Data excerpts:
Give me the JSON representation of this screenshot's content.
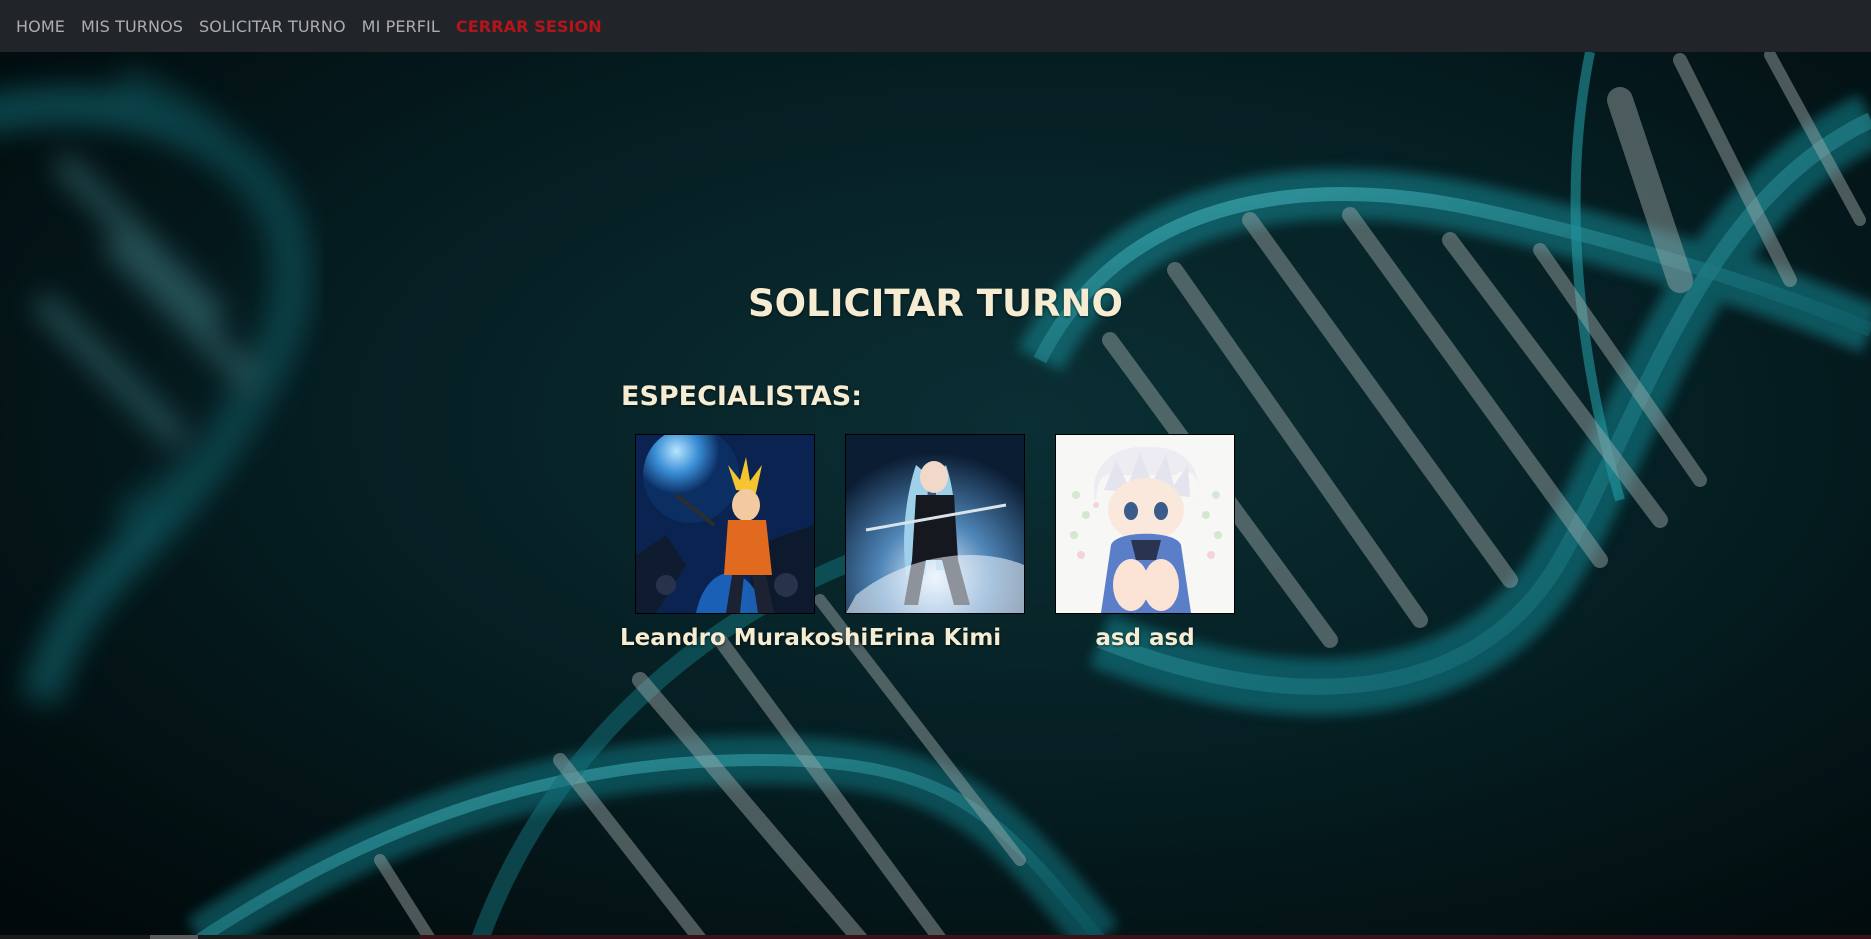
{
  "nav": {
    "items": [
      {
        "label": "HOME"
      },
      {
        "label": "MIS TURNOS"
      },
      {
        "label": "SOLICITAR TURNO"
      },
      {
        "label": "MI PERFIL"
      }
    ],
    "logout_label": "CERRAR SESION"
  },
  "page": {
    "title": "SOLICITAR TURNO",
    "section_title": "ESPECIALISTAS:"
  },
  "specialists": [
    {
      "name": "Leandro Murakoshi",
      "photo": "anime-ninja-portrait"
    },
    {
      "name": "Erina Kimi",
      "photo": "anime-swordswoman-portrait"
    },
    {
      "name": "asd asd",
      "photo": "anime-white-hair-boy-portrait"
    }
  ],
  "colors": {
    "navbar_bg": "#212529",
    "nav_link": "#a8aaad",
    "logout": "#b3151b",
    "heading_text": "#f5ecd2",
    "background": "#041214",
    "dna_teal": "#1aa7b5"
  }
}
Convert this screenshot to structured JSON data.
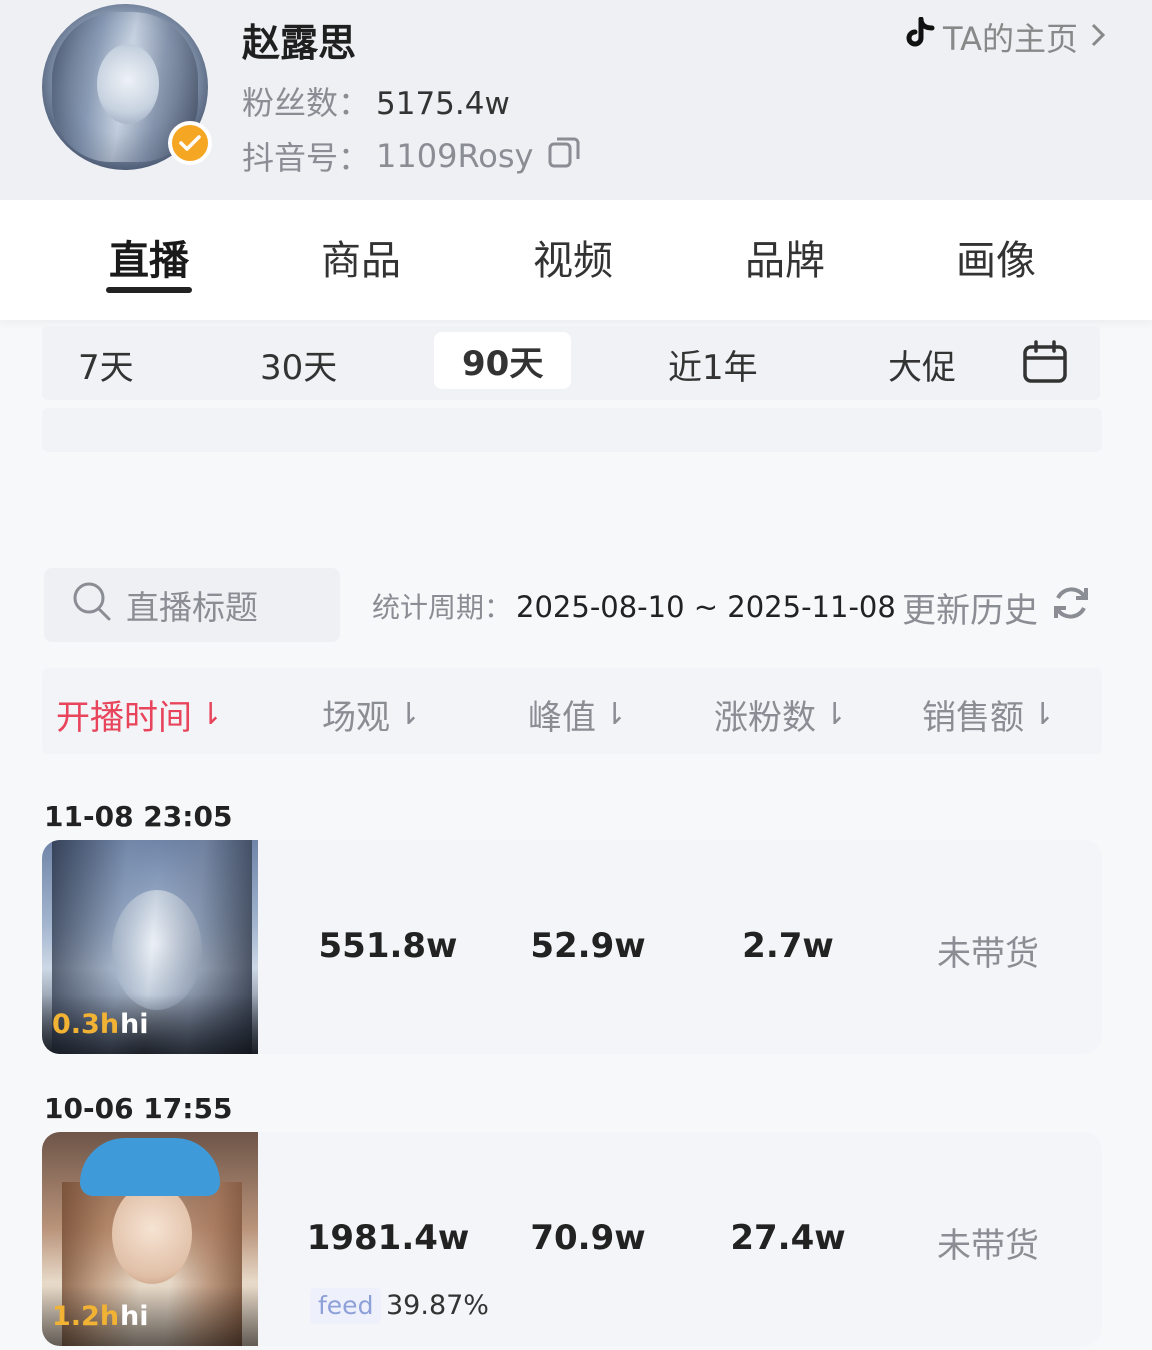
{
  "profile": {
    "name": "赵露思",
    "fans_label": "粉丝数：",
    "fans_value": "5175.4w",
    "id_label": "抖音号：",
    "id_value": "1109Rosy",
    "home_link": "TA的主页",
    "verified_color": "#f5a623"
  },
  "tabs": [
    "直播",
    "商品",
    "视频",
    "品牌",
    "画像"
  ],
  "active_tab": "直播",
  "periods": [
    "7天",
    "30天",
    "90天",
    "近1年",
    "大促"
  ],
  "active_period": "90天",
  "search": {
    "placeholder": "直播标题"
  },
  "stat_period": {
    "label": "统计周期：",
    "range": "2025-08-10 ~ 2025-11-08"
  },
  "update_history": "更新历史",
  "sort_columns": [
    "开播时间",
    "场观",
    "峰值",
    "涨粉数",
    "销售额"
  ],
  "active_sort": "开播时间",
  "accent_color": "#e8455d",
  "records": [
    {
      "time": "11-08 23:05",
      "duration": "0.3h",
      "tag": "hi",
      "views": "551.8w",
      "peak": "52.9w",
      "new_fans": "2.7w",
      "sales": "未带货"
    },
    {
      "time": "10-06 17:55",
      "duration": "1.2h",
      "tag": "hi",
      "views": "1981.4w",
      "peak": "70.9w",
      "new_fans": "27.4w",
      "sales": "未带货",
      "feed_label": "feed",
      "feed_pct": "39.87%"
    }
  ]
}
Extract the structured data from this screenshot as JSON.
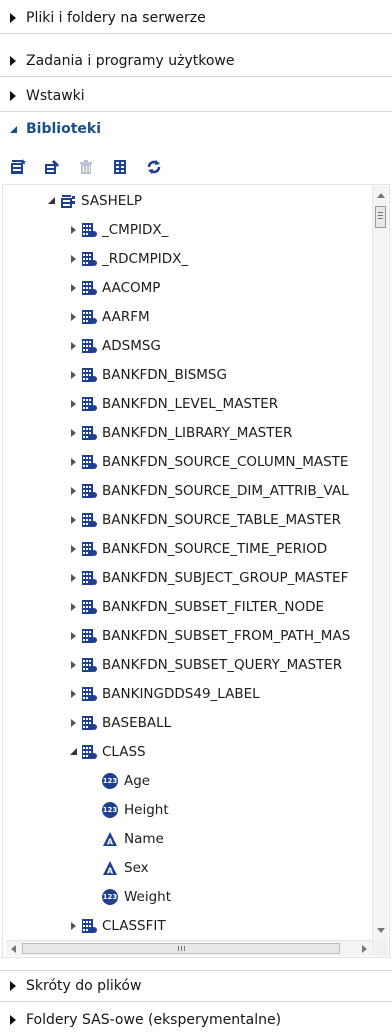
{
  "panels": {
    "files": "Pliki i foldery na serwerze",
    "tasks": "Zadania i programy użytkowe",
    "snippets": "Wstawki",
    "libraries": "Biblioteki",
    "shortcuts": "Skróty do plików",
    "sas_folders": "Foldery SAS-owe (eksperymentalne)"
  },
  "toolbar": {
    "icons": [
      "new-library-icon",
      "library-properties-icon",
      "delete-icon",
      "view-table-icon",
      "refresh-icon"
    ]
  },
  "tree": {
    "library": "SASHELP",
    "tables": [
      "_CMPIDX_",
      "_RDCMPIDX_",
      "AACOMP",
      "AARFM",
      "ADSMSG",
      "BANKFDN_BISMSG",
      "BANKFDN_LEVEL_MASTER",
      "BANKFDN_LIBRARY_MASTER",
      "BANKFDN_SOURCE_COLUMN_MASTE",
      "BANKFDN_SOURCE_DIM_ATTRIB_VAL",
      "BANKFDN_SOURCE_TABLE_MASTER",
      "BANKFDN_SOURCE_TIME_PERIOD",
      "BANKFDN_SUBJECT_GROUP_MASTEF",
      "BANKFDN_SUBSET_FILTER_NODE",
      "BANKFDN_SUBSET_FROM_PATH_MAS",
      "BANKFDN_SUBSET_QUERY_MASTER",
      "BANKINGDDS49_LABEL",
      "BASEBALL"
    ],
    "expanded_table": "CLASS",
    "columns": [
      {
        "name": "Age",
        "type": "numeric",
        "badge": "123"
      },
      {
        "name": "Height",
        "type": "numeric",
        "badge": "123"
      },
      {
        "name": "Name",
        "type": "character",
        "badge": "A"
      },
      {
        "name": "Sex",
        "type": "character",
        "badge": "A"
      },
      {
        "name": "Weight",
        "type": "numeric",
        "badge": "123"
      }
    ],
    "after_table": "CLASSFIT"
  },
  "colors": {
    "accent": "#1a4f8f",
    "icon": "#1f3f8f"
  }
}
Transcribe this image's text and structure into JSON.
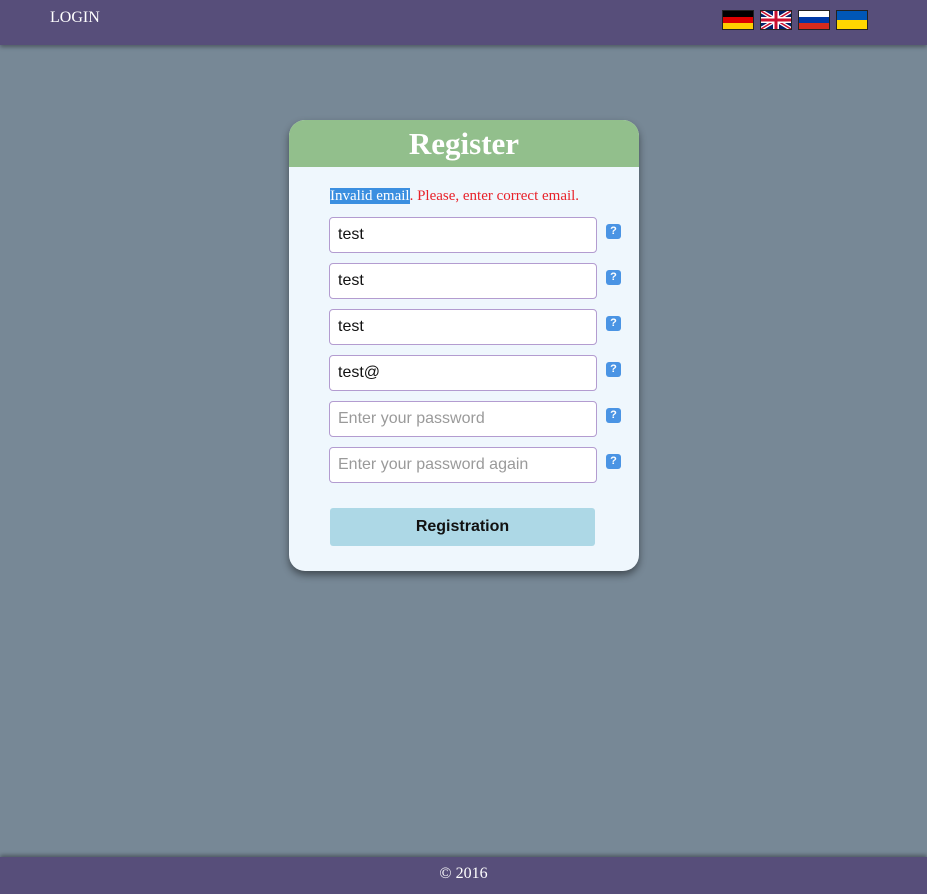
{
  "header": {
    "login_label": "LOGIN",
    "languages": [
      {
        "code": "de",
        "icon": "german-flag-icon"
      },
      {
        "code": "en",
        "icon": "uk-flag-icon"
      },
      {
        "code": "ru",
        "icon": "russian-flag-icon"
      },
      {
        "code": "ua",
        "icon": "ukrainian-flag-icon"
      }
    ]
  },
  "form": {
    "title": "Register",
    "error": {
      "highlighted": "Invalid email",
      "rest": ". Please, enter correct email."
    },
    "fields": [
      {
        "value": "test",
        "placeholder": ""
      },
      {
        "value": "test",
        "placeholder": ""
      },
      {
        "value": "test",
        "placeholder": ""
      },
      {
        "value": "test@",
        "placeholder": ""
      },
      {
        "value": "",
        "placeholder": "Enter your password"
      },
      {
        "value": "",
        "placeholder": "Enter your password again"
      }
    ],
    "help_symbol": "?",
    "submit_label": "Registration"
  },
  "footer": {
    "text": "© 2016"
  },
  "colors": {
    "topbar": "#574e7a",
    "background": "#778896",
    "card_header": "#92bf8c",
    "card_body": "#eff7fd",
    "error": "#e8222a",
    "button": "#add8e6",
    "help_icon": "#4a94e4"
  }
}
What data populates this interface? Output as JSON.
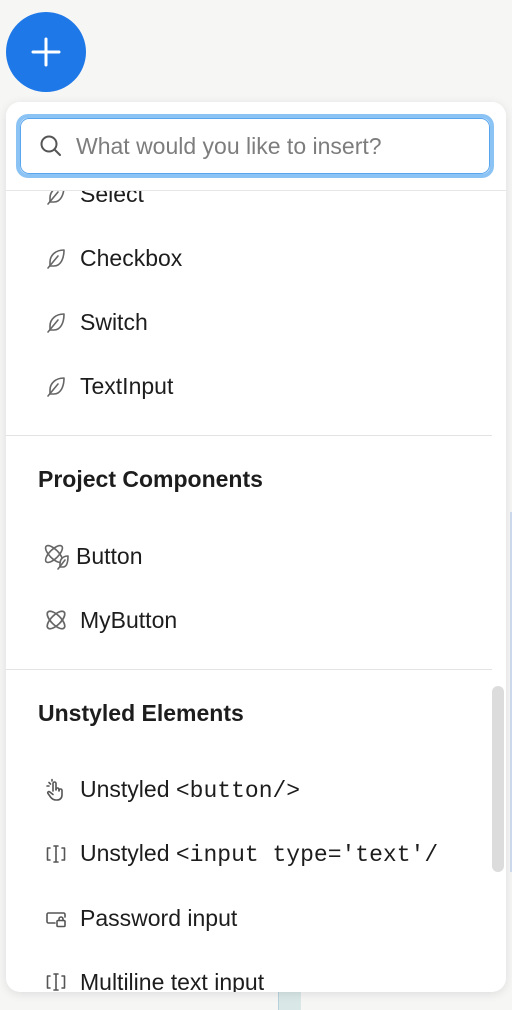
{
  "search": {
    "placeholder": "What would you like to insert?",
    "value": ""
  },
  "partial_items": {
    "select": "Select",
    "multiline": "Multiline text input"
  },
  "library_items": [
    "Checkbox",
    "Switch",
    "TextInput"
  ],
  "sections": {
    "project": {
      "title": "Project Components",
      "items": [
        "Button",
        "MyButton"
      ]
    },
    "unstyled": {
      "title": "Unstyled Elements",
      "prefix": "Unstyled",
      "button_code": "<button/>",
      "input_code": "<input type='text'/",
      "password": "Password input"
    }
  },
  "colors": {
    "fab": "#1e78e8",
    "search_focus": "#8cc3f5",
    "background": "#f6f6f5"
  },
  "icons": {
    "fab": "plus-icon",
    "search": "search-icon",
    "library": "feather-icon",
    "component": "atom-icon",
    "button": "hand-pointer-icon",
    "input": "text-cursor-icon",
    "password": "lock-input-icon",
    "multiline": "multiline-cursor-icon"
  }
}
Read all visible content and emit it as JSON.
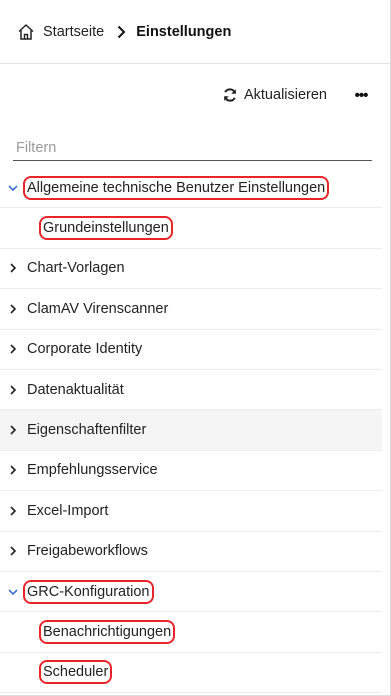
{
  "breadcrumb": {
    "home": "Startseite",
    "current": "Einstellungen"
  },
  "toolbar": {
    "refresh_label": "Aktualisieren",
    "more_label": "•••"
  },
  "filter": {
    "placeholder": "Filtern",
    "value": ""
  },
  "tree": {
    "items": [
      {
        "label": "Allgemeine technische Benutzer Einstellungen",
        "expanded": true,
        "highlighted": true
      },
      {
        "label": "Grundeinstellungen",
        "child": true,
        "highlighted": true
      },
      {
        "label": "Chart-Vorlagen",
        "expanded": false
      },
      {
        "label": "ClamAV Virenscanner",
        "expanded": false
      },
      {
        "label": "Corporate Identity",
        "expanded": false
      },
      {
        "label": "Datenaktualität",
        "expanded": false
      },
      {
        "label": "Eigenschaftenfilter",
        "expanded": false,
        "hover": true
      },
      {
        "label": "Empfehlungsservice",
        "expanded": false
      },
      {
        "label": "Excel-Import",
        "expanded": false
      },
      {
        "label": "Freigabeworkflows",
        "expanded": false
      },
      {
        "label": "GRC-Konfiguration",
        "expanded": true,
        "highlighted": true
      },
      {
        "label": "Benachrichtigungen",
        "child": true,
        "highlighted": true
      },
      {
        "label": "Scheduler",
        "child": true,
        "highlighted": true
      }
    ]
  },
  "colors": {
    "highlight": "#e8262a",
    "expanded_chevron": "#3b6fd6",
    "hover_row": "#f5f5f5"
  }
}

WHAT THE TASK REQUIRES: Show every line that contains the word "password".

TASK SOLUTION:
        "placeholder": "Enter your password"
        "placeholder": "Enter your password again"
      "password": "Password input"
    "password": "lock-input-icon",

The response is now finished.